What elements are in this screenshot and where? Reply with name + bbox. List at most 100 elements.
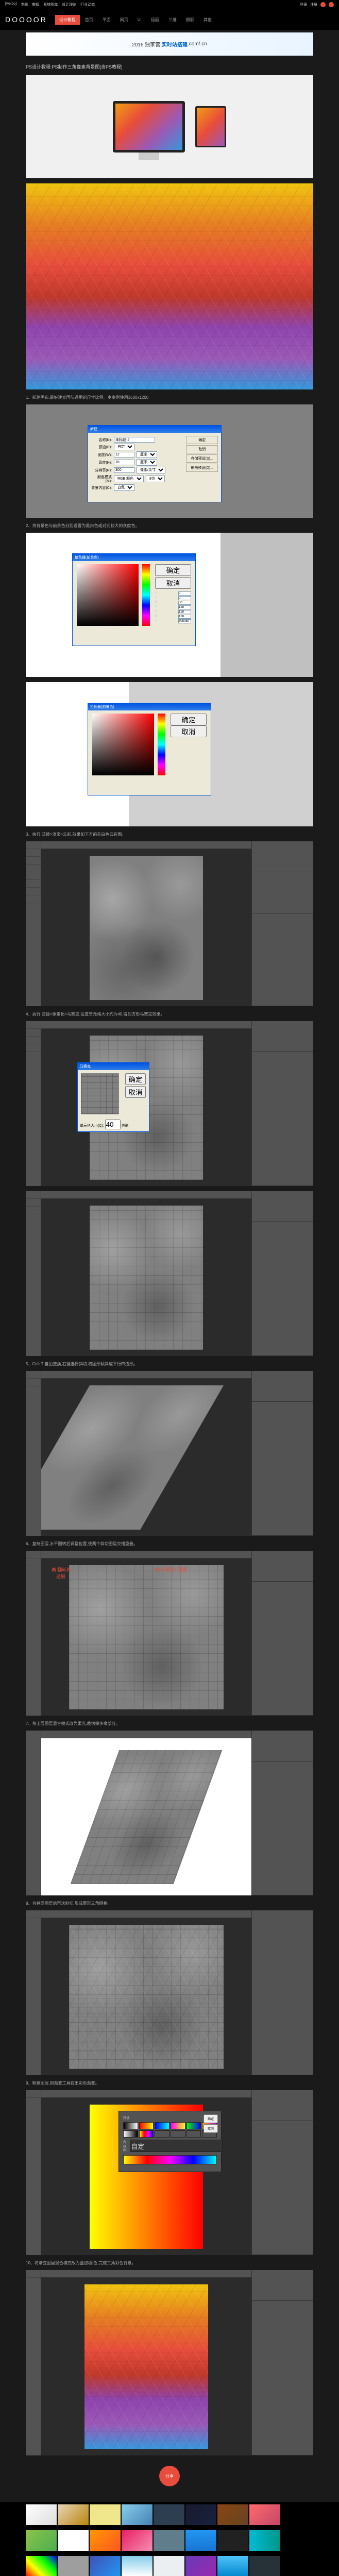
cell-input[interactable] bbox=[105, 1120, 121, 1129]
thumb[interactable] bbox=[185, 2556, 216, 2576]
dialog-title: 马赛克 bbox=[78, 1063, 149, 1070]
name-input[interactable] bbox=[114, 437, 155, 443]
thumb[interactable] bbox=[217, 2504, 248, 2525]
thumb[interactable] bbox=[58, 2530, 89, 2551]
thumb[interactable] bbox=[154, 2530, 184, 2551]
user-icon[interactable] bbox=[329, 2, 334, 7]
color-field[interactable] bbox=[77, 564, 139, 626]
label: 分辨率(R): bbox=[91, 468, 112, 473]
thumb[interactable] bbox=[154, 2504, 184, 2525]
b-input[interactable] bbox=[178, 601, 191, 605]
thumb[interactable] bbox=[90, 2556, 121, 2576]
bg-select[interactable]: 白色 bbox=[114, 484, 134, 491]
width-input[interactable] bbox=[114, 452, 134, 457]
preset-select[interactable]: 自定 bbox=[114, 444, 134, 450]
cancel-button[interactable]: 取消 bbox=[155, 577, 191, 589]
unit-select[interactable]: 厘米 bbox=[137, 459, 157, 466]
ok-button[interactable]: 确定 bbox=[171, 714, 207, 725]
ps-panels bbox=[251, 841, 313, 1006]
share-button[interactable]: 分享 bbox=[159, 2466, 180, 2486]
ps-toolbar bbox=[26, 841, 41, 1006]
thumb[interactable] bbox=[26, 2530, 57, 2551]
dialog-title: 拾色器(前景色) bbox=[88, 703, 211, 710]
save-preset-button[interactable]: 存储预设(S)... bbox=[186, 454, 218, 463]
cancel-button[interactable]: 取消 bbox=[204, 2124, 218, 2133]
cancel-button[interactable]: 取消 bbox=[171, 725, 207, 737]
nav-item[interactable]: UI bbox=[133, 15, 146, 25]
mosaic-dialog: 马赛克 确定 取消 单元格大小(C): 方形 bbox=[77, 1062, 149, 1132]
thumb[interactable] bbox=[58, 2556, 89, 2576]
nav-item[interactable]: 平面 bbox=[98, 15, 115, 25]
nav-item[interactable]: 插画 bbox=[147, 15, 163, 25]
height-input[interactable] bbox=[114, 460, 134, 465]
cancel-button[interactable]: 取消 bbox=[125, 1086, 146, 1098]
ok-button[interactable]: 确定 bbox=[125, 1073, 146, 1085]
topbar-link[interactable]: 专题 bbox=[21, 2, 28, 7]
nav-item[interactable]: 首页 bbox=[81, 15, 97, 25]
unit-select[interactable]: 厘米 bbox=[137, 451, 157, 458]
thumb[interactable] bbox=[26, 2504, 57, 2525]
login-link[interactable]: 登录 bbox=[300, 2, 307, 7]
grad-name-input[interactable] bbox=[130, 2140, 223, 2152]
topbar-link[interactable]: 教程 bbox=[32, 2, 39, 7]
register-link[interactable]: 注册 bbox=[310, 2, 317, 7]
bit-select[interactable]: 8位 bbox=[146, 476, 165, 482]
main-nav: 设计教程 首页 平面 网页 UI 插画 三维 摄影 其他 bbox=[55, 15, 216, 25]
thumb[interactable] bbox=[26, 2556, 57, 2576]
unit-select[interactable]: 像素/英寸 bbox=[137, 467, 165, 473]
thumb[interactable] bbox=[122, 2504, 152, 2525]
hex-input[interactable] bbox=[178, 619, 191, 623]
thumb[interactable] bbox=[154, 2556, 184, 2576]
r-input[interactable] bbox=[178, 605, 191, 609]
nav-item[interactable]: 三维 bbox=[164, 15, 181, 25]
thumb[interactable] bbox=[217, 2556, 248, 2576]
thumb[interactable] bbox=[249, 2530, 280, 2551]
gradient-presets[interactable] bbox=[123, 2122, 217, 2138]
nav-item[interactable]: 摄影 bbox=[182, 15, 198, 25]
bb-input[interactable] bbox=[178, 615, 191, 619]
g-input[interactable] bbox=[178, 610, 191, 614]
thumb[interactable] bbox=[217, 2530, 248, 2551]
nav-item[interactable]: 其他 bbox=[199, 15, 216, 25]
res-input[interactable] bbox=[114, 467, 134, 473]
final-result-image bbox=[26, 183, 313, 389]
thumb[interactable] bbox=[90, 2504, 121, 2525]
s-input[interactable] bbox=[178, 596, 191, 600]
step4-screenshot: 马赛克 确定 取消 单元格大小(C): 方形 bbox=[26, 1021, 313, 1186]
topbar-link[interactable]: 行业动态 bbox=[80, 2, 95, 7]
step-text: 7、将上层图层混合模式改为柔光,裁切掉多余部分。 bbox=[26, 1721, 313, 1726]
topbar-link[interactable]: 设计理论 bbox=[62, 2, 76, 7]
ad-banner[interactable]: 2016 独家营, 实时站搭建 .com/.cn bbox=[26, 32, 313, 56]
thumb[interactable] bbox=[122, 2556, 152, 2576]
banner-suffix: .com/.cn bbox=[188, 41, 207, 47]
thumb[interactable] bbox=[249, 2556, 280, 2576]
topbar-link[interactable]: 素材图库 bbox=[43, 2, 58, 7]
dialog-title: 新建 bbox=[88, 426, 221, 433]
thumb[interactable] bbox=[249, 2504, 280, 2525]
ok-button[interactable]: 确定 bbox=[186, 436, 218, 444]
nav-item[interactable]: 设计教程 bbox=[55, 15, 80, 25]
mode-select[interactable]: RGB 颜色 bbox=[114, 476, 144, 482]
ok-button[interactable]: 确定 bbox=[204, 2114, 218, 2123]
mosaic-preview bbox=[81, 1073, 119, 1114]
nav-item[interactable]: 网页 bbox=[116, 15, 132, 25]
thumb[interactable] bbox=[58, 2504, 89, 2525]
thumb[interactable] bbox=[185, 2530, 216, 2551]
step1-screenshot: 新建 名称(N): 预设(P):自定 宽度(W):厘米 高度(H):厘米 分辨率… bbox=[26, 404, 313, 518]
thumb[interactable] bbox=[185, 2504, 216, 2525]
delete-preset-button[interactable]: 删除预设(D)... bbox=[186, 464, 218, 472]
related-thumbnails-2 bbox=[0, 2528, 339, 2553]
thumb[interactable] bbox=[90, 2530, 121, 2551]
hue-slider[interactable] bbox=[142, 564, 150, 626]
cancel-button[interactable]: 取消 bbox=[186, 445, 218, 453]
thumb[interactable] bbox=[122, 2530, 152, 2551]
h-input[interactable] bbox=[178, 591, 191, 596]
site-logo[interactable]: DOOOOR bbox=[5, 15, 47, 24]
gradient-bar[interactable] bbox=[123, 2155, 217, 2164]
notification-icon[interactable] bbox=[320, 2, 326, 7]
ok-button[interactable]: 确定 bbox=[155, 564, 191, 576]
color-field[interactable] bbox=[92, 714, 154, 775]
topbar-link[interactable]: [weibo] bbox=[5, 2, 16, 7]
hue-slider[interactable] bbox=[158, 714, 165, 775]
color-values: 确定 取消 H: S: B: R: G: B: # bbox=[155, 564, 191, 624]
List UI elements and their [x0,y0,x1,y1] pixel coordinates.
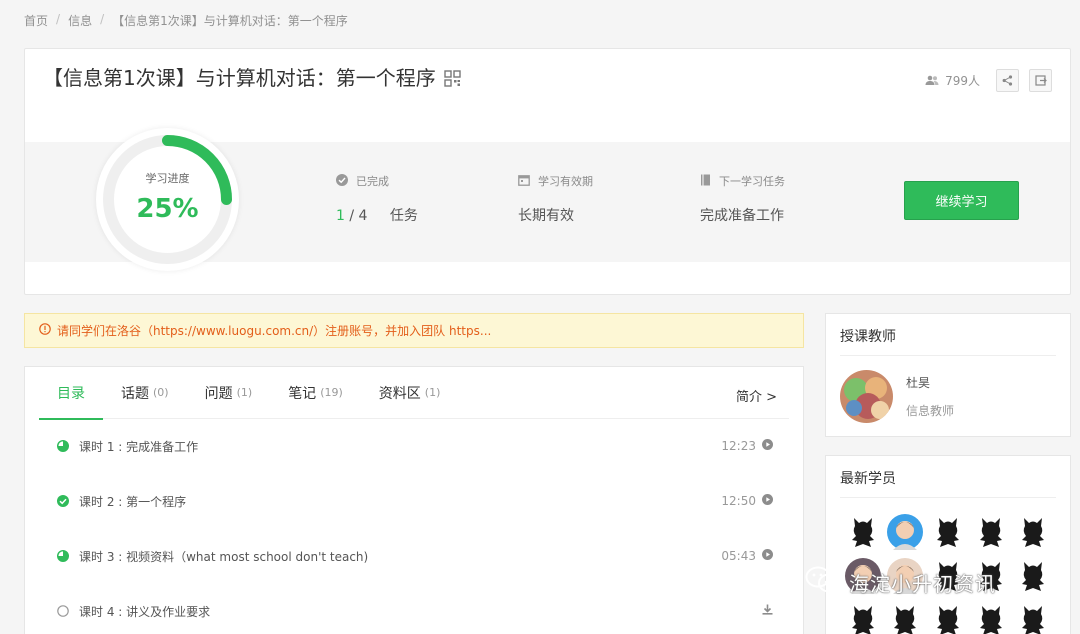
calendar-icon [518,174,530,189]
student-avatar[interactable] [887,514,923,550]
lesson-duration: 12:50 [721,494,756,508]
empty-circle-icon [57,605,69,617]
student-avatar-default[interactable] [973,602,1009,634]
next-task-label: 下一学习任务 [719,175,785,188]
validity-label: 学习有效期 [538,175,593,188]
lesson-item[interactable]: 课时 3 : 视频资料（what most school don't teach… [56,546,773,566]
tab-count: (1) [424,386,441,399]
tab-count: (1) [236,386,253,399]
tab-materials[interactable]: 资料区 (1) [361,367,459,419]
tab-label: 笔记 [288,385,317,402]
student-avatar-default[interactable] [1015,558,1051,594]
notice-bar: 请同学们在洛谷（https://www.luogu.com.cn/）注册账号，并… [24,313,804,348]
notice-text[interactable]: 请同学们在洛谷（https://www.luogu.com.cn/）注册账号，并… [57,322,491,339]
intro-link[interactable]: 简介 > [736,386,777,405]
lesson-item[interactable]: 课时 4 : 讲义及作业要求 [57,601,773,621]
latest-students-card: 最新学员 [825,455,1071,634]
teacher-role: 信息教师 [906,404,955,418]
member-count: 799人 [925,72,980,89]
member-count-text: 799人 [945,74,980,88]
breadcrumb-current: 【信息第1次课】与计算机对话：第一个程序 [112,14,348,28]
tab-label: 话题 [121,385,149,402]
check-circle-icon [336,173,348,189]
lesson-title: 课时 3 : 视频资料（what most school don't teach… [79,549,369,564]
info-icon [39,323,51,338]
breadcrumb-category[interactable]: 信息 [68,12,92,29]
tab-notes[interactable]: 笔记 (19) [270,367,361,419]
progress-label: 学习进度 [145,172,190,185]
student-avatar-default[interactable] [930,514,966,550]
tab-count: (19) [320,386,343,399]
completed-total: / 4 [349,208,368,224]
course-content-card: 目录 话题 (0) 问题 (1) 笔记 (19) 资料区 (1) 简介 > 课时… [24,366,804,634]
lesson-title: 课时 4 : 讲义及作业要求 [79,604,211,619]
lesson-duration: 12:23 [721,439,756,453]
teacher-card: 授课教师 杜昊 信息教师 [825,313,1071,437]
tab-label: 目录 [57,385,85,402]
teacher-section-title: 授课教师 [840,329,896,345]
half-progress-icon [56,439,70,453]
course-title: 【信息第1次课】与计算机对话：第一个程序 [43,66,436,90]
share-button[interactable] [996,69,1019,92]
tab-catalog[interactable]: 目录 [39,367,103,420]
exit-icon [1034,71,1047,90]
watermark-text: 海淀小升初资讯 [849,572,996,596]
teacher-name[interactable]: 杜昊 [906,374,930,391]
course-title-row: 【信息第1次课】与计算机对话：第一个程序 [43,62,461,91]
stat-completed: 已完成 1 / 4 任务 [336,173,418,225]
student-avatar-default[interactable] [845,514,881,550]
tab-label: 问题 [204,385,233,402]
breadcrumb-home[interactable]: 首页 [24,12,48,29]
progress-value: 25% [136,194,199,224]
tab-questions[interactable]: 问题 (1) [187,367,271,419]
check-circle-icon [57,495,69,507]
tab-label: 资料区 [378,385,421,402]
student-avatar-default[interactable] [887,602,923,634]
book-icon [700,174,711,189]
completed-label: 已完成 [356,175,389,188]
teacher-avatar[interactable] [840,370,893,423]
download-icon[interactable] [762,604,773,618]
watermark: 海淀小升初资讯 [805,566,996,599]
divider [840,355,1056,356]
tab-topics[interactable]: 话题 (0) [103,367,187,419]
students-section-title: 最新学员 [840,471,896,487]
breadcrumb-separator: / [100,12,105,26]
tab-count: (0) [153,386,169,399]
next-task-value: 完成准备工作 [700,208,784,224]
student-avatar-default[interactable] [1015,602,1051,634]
+++
▸ Work to complete:
Output the lines above exactly, starting with the line that contains "cell-input[interactable] bbox=[105, 1120, 121, 1129]" and going on through the line that contains "user-icon[interactable] bbox=[329, 2, 334, 7]".

▸ Task result:
cell-input[interactable] bbox=[105, 1120, 121, 1129]
thumb[interactable] bbox=[185, 2556, 216, 2576]
dialog-title: 马赛克 bbox=[78, 1063, 149, 1070]
name-input[interactable] bbox=[114, 437, 155, 443]
thumb[interactable] bbox=[217, 2504, 248, 2525]
thumb[interactable] bbox=[58, 2530, 89, 2551]
thumb[interactable] bbox=[154, 2530, 184, 2551]
user-icon[interactable] bbox=[329, 2, 334, 7]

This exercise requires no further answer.